WRITTEN INSTRUCTION:
Only the number is wanted: how many lines hold the word "JSON"?

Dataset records
▼▼▼

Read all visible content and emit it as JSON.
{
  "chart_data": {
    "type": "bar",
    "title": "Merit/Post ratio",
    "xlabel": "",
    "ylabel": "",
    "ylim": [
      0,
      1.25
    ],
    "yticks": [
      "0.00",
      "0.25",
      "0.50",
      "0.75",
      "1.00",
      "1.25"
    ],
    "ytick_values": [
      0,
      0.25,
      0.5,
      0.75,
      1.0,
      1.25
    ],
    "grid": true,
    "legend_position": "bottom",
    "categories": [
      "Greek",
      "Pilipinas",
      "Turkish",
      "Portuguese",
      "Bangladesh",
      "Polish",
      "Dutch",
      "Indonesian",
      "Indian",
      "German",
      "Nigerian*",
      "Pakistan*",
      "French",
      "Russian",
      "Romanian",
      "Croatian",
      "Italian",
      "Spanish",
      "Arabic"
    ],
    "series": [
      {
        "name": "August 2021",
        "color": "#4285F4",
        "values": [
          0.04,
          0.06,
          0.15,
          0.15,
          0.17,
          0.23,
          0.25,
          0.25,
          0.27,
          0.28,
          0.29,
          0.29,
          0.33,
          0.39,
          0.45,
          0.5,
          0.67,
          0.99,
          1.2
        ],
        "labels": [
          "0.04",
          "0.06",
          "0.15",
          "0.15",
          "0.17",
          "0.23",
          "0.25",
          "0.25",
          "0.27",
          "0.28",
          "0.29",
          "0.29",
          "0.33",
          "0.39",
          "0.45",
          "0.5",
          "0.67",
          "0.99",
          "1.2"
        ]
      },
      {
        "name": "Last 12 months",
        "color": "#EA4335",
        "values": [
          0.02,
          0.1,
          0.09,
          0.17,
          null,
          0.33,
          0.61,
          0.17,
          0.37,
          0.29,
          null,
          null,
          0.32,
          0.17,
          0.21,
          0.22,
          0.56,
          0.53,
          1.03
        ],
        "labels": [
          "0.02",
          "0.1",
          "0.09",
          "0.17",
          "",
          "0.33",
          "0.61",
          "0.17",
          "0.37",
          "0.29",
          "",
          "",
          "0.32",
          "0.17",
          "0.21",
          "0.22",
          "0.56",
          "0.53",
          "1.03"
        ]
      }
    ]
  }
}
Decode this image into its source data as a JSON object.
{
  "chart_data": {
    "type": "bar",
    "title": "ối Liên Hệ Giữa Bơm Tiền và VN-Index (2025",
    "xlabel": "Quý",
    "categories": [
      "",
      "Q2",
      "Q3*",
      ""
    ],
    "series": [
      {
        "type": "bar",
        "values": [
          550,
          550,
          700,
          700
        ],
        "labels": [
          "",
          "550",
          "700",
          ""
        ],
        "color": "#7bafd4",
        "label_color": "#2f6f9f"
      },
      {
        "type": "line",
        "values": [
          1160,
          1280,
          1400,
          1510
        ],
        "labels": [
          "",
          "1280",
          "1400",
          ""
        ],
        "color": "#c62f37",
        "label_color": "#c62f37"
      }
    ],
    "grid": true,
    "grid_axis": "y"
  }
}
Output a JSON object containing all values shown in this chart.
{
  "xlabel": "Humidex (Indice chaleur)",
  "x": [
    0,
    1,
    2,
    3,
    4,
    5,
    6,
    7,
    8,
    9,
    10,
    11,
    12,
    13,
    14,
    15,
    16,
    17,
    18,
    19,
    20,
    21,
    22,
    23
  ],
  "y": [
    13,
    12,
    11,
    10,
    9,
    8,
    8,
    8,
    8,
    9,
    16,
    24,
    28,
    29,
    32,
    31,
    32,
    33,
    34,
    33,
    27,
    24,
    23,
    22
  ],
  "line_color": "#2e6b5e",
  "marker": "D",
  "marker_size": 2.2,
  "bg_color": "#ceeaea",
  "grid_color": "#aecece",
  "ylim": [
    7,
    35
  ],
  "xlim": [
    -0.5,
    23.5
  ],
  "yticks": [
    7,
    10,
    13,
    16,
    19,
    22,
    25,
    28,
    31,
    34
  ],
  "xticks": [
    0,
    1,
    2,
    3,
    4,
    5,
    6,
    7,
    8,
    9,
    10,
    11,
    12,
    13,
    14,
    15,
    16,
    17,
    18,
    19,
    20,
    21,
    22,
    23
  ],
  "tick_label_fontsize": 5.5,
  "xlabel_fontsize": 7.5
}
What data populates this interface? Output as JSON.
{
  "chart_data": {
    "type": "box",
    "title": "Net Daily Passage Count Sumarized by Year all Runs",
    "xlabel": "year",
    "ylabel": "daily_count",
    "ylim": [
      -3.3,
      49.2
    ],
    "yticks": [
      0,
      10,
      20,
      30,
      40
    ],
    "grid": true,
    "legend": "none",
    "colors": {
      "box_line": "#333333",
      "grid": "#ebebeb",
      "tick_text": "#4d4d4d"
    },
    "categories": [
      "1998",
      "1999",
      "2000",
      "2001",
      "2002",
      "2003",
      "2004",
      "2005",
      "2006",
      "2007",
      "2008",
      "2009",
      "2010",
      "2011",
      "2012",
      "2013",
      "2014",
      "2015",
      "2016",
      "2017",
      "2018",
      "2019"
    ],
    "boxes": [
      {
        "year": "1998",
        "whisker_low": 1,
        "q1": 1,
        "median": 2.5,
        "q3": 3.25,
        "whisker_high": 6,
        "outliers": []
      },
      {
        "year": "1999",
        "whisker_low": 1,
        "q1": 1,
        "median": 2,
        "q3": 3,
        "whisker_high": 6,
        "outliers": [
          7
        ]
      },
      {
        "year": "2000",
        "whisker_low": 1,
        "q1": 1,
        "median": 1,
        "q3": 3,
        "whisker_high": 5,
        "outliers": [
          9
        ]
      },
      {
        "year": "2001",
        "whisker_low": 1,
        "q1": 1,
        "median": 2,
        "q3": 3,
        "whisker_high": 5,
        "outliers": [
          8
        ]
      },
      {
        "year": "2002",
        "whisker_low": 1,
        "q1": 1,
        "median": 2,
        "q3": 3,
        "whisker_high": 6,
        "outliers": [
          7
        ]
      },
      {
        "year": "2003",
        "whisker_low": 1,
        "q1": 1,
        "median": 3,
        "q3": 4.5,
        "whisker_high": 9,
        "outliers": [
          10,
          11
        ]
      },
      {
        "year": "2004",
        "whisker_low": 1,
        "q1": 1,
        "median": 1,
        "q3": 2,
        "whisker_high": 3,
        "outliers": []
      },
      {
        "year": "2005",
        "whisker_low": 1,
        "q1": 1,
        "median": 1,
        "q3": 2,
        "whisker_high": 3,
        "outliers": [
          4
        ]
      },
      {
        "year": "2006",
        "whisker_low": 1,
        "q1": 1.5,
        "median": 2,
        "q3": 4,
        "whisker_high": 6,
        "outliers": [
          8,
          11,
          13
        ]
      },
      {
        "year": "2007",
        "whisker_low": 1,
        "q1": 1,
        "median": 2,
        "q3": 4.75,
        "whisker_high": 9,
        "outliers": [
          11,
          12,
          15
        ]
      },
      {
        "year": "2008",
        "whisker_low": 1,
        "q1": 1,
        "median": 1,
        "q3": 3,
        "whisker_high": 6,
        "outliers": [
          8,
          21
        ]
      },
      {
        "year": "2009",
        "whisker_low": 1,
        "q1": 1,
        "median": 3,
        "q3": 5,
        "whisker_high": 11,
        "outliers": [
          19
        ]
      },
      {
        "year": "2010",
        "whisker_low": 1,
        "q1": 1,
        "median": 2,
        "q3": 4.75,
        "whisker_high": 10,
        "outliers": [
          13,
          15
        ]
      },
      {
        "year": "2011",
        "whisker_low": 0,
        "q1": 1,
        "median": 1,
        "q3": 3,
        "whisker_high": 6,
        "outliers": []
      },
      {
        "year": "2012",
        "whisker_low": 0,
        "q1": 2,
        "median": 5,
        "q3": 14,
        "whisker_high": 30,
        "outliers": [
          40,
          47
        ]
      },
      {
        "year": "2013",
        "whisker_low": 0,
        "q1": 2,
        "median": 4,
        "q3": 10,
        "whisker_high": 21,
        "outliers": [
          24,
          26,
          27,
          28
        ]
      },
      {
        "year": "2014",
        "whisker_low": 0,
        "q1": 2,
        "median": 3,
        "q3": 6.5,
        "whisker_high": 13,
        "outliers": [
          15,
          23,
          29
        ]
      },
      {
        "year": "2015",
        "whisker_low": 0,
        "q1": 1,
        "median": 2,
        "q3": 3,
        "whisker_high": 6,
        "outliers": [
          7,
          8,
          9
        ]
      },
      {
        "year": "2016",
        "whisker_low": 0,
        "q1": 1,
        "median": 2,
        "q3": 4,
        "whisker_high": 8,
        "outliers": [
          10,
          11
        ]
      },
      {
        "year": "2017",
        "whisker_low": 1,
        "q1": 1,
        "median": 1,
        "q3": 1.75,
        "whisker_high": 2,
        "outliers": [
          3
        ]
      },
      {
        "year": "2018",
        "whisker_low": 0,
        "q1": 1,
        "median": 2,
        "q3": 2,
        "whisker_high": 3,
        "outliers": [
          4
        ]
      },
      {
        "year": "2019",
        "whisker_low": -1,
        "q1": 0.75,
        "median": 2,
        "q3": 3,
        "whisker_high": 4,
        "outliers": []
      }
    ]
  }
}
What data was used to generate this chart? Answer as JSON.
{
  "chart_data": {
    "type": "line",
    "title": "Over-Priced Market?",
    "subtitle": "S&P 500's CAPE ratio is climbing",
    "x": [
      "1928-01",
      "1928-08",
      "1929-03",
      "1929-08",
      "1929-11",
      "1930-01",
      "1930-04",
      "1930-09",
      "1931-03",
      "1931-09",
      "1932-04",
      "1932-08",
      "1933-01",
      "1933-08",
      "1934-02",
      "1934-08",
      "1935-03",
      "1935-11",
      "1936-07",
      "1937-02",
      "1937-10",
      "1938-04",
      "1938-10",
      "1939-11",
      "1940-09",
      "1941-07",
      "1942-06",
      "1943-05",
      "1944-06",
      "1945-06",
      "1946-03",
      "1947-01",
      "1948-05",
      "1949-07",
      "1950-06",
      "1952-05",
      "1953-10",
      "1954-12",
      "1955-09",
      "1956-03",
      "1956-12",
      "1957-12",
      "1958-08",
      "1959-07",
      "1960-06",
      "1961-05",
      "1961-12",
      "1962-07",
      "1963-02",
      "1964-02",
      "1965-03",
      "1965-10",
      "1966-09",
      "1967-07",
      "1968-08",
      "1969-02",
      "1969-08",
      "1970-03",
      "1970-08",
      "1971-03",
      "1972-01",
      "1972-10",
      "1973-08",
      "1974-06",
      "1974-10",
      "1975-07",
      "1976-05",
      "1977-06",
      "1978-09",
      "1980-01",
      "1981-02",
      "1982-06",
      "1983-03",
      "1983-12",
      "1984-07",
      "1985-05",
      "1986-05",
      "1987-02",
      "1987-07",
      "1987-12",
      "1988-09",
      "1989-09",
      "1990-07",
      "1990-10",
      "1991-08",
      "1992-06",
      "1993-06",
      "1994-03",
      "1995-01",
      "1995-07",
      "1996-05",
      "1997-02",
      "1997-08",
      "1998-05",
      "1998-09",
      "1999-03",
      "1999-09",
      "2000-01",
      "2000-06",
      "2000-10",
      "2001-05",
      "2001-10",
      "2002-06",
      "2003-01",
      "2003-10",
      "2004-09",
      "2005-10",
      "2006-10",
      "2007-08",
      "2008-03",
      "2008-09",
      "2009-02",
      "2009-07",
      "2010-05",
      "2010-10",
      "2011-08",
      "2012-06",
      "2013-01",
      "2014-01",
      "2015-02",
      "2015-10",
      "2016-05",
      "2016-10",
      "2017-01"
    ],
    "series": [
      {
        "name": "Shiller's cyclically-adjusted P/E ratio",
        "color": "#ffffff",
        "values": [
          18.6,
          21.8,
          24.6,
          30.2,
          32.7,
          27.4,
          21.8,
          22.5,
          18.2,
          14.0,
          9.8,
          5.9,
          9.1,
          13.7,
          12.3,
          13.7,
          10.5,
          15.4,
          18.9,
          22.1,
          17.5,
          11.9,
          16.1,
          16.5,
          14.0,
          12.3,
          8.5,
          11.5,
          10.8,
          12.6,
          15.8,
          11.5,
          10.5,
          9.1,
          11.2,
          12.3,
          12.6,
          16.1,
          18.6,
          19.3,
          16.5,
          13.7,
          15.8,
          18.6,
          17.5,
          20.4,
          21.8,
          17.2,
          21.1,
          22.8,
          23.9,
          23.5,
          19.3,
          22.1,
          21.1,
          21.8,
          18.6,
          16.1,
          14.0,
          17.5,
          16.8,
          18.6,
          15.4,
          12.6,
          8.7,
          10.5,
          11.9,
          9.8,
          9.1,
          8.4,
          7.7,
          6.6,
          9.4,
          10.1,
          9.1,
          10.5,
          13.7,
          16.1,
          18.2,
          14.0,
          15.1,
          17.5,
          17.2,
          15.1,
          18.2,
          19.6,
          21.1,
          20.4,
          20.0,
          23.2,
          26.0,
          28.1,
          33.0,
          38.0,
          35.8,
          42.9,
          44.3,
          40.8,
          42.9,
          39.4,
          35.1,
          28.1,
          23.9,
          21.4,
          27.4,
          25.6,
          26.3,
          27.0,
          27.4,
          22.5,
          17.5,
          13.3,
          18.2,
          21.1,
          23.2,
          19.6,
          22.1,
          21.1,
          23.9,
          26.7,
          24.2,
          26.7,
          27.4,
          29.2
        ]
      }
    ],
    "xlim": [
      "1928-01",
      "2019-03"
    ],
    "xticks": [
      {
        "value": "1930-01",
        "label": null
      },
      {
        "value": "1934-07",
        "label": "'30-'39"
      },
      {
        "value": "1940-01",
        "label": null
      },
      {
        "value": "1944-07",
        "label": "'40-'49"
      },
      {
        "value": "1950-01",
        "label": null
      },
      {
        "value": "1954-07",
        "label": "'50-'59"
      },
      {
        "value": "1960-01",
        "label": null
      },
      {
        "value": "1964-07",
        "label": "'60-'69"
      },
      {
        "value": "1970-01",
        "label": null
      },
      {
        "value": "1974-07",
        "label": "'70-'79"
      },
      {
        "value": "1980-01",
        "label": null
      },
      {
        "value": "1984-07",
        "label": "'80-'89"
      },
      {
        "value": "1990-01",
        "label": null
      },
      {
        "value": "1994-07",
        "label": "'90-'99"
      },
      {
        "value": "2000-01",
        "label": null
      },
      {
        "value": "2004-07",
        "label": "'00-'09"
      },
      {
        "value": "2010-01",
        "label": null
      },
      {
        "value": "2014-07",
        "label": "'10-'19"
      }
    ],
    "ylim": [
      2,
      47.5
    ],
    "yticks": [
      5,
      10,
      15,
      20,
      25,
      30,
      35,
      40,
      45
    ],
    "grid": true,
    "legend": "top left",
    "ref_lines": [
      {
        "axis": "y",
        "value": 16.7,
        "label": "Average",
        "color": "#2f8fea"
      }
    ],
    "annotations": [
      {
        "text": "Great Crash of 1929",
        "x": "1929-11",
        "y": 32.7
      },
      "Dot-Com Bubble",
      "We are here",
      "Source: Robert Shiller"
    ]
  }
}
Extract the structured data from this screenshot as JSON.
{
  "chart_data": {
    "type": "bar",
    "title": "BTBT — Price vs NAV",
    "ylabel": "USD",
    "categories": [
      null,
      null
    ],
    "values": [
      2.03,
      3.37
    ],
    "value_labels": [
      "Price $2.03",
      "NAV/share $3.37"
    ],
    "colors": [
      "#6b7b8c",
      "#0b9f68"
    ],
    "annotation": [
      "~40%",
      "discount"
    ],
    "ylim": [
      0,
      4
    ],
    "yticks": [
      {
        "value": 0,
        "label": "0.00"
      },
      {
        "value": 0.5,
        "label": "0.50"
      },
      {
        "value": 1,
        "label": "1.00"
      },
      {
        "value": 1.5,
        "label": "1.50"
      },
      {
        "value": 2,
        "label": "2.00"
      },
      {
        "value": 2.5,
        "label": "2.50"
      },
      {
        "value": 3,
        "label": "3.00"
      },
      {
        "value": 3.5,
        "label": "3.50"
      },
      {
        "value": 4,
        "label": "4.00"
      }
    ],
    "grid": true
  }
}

▲▲▲

CORRECT RESPONSE:
6